What you need to do:
Go over the entries below line by line, copying each one that contains the word "counties".

(Data entries)
— begin —

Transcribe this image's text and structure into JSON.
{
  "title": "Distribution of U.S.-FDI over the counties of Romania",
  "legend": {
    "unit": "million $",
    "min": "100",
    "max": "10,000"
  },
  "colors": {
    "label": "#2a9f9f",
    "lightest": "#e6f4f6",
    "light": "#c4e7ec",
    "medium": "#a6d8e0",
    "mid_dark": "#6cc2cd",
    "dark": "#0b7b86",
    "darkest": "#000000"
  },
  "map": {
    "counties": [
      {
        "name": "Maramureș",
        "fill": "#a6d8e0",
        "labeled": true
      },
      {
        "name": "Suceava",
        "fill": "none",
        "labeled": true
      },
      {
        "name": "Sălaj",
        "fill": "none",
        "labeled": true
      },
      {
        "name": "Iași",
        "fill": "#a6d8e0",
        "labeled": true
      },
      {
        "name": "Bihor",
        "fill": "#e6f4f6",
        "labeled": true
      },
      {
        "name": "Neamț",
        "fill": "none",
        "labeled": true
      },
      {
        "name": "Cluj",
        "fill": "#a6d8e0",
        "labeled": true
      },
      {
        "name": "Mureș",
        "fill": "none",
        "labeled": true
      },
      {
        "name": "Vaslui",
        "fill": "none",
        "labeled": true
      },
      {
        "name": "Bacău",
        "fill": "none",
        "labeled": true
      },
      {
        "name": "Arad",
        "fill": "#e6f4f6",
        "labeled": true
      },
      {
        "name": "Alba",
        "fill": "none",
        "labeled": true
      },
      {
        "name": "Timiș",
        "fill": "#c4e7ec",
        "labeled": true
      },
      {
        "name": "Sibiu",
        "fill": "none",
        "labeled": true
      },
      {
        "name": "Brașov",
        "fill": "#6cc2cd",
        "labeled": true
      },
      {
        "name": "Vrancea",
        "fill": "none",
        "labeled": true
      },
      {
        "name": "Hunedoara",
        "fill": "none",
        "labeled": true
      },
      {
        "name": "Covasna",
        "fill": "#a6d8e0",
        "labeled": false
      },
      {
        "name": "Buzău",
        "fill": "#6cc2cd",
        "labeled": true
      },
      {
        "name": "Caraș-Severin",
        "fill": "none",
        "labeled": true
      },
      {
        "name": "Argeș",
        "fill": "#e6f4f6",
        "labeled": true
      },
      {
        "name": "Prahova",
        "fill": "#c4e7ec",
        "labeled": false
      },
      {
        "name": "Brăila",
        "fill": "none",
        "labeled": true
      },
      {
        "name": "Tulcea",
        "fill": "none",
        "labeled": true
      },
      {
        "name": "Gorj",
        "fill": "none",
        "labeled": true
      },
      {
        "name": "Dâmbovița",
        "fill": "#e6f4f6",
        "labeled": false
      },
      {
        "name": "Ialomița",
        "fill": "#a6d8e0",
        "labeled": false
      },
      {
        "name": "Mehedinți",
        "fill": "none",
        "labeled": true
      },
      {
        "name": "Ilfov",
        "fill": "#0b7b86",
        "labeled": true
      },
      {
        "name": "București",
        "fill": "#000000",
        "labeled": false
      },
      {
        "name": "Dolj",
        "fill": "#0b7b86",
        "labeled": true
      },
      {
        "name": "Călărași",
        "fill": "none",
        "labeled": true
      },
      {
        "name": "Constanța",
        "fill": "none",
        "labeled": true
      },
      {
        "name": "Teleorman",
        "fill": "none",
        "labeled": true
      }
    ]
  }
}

— end —

Result of this exercise:
  "title": "Distribution of U.S.-FDI over the counties of Romania",
    "counties": [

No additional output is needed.